(Data items)
---*---
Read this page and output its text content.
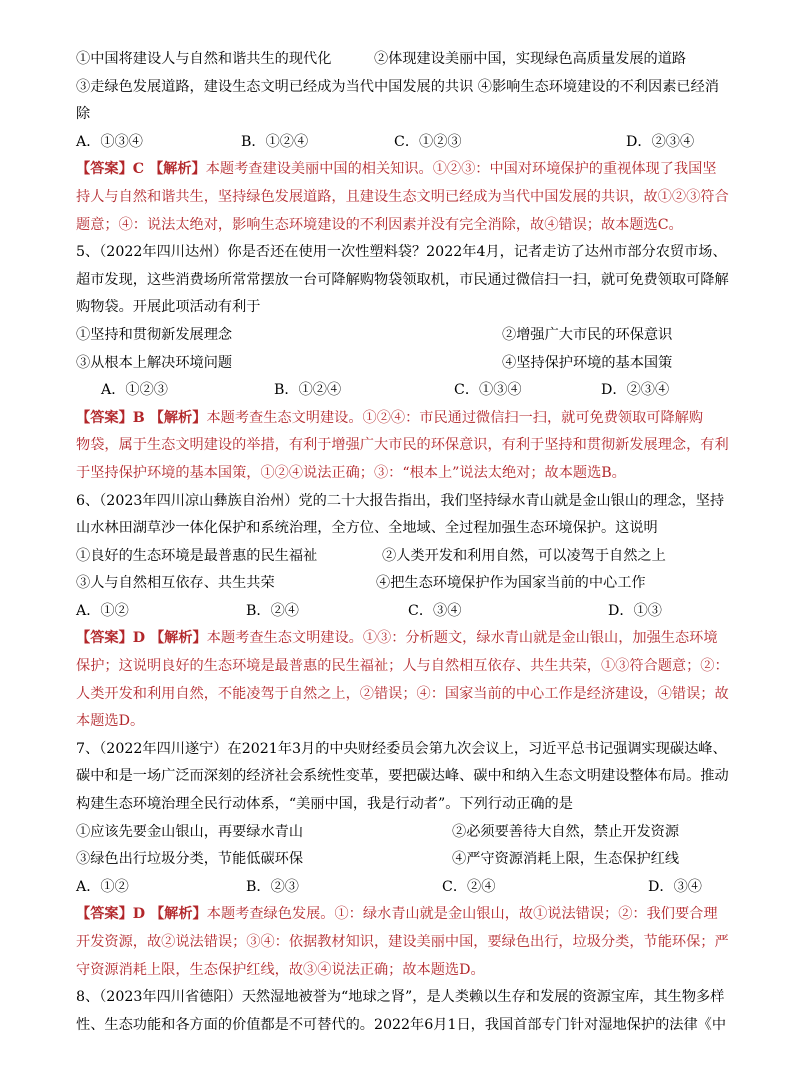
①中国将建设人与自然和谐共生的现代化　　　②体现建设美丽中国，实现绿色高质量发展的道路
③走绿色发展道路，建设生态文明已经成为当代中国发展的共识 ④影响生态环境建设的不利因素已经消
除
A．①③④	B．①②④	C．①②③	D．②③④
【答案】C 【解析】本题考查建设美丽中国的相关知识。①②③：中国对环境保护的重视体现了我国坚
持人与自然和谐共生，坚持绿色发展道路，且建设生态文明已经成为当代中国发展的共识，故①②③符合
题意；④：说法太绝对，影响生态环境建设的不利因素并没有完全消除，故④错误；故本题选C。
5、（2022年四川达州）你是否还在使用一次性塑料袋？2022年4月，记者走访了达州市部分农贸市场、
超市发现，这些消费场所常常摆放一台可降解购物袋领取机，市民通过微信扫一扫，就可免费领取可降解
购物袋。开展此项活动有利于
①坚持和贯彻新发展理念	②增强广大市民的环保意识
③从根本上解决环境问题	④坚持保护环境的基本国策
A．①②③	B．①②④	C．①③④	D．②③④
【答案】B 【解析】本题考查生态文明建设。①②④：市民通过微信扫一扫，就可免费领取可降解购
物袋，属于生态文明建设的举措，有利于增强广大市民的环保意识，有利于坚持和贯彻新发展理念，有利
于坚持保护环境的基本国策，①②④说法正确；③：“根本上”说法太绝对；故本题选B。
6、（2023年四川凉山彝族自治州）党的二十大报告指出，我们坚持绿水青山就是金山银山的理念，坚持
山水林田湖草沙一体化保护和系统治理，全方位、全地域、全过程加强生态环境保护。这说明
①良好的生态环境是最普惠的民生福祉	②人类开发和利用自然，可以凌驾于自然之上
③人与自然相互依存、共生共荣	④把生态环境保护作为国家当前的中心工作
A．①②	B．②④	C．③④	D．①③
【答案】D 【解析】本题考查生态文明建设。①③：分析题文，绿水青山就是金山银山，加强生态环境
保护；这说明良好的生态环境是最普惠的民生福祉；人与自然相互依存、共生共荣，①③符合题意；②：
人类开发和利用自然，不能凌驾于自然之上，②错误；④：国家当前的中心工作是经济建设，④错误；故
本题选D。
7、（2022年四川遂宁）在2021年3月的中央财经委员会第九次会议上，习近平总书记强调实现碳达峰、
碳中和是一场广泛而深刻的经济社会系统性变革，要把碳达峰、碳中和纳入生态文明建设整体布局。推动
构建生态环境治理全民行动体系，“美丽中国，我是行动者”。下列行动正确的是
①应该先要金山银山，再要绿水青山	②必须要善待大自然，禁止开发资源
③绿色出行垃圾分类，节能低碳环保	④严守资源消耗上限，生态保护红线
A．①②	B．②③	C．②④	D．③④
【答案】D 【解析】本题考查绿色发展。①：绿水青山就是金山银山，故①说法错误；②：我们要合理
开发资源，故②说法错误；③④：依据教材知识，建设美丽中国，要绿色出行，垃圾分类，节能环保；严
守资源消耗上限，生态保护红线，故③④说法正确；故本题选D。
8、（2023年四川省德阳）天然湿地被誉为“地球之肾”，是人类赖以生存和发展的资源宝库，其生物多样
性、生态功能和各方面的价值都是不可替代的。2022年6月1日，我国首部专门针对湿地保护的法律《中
---*---
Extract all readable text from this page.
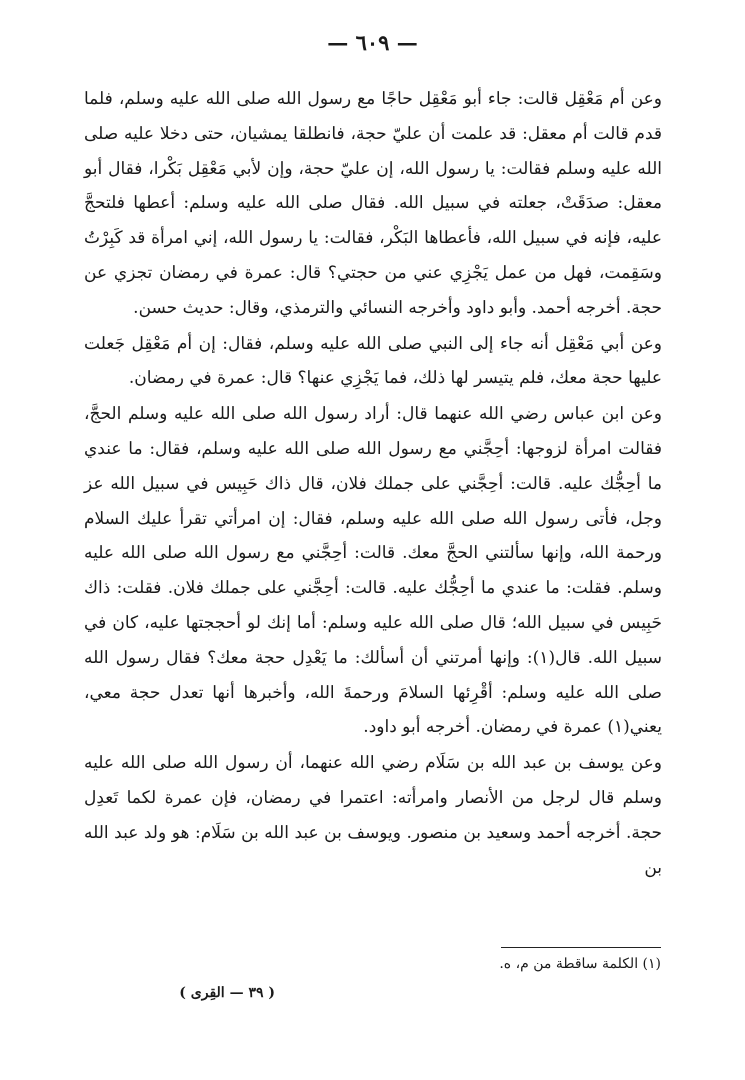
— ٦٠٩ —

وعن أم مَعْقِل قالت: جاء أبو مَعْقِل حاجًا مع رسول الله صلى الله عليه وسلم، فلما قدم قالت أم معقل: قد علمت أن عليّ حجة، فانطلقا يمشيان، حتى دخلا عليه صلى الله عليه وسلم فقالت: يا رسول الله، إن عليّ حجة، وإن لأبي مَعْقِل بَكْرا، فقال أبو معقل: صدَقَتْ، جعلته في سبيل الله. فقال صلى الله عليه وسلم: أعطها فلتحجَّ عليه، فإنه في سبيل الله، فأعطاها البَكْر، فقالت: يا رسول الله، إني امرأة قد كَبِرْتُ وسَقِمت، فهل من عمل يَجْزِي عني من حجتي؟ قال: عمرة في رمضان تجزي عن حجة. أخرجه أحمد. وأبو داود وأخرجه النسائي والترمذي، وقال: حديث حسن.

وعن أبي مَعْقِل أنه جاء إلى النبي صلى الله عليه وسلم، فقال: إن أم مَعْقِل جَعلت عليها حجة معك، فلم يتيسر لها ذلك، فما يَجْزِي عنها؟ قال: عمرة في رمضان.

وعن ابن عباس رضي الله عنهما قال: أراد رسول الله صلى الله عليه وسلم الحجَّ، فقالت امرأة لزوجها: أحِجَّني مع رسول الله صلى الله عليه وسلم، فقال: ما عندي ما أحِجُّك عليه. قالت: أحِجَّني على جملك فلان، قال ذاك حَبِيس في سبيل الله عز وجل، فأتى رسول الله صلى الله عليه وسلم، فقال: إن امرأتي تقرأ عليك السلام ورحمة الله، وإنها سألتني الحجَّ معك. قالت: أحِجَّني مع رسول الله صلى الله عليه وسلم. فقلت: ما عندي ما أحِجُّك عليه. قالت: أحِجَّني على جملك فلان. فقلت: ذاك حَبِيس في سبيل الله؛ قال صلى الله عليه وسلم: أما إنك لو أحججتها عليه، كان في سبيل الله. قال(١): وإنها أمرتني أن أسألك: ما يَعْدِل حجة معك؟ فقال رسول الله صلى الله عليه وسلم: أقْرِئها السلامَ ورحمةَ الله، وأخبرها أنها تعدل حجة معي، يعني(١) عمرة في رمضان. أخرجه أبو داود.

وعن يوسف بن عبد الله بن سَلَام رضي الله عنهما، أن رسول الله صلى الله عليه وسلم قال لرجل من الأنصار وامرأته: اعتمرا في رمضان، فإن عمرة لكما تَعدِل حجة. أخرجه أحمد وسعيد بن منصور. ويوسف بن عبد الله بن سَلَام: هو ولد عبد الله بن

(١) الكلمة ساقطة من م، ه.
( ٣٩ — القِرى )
---*---
_Written instruction_. Of the lines in the data, how many contain the word "this"? Provide the number and nothing further.

_Written solution_. 2